**** Extracted data
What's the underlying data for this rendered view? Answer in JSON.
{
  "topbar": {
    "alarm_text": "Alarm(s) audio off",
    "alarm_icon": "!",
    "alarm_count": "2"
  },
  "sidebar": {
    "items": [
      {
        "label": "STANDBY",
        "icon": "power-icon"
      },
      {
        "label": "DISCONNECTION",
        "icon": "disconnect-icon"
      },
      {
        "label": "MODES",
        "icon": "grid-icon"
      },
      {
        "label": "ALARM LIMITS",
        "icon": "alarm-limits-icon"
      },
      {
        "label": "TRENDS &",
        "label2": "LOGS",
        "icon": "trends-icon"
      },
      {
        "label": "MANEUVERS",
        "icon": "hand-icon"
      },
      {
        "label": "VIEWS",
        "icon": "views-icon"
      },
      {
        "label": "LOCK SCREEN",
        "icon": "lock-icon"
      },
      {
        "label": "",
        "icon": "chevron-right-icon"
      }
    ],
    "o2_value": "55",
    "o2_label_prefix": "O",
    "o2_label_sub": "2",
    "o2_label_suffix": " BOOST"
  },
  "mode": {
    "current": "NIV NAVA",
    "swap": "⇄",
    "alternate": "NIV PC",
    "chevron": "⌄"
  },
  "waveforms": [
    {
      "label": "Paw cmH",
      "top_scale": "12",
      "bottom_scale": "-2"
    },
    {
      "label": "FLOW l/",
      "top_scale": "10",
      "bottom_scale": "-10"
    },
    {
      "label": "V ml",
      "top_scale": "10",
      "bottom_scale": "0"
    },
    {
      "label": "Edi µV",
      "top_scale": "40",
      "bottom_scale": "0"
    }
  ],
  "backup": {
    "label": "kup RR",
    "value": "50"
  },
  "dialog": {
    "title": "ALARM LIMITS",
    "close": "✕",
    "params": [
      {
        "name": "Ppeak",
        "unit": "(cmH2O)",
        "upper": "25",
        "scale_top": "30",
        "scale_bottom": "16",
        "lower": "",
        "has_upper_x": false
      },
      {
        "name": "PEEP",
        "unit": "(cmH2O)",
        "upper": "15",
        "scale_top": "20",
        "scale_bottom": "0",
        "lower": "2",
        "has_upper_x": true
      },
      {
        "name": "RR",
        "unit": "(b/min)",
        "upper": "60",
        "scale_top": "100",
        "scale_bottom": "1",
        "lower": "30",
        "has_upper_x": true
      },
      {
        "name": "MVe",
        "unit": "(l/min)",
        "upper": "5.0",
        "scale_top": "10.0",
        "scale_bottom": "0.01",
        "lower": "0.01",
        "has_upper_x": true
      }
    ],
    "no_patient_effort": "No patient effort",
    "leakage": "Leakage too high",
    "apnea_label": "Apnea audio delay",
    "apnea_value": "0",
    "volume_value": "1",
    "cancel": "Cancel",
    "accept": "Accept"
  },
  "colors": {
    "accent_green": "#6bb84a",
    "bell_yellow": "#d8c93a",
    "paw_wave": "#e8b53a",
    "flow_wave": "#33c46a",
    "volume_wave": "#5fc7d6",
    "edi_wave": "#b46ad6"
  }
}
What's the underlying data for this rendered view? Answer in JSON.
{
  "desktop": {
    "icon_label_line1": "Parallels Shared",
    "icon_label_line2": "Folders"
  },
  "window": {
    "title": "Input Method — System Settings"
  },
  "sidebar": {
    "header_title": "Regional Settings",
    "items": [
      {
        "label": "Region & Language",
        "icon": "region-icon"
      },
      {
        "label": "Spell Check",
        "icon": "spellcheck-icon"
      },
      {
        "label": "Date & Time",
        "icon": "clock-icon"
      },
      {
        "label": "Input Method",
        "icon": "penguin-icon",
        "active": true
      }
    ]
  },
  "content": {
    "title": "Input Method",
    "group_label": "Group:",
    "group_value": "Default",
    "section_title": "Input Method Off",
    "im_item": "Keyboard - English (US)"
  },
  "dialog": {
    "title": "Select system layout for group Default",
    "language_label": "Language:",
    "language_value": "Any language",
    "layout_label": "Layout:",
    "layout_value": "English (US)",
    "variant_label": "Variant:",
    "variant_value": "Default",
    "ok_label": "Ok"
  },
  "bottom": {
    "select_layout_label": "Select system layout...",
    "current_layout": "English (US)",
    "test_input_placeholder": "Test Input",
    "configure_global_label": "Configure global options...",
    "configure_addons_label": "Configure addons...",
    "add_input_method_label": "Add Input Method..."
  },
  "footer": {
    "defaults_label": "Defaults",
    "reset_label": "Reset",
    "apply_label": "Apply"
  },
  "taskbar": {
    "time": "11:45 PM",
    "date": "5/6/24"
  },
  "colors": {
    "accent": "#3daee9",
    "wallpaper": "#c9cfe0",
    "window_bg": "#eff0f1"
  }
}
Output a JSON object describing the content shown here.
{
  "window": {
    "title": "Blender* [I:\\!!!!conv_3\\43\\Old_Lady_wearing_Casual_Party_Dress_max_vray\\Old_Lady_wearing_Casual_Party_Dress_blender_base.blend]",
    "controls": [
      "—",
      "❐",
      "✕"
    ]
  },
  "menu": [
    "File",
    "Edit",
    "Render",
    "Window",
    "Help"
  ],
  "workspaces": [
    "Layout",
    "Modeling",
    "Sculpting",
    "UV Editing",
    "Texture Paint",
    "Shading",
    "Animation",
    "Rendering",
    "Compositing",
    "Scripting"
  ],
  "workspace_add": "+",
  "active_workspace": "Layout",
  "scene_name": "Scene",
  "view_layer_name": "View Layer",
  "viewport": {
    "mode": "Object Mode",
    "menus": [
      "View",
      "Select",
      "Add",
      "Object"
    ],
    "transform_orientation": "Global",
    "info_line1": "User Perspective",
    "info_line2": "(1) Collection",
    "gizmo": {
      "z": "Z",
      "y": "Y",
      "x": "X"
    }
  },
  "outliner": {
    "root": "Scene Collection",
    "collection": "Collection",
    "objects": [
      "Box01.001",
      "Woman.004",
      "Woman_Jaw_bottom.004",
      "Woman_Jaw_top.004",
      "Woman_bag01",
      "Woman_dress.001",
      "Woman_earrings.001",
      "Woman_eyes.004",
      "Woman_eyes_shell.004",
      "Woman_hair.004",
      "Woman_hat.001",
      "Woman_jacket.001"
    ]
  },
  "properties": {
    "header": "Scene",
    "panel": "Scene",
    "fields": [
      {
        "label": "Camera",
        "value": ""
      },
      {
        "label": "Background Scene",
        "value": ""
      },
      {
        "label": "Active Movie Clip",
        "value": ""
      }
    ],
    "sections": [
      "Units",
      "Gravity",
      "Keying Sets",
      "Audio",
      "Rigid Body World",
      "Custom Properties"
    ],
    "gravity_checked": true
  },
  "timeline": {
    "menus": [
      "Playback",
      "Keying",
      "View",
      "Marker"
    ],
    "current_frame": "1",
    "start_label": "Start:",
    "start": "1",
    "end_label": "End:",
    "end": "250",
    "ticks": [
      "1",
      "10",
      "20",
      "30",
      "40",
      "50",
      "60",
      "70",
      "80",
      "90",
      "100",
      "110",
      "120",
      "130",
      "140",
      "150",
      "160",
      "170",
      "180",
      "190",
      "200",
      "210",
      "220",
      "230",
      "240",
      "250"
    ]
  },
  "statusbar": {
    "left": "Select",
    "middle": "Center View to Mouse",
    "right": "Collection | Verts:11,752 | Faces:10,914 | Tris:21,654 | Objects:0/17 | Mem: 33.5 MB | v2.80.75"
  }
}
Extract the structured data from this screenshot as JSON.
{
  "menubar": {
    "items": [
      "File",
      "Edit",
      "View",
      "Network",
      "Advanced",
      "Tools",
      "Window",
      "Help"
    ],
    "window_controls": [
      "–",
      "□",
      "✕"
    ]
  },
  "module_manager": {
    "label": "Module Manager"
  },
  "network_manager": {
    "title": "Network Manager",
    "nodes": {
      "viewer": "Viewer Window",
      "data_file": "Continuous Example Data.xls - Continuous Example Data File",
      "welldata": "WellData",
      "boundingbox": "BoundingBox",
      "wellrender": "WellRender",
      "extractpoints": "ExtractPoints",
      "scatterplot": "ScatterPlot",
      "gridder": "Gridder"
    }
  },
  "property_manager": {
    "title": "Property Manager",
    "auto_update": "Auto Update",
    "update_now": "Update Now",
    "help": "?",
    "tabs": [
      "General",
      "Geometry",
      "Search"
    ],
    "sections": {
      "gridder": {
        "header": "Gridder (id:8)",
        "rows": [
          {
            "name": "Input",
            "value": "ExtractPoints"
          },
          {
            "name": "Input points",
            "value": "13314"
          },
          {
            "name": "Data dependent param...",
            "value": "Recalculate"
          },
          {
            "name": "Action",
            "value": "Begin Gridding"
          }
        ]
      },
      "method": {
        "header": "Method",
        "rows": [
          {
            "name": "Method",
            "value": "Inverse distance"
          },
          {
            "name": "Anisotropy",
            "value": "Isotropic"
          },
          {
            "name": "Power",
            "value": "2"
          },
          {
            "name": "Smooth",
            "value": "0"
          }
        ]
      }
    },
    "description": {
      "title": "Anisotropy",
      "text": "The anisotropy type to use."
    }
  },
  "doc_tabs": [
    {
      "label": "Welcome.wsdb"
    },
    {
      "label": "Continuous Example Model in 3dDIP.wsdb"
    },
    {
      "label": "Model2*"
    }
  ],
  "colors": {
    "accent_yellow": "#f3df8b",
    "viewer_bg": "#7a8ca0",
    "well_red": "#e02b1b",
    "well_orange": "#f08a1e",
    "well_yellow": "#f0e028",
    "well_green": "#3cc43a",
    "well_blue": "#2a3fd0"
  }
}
********
● **Given instruction**
Using the records above, gather all lines where the string "Input" is present.

● **The solution**
    "title": "Input Method — System Settings"
        "label": "Input Method",
    "title": "Input Method",
    "section_title": "Input Method Off",
    "test_input_placeholder": "Test Input",
    "add_input_method_label": "Add Input Method..."
            "name": "Input",
            "name": "Input points",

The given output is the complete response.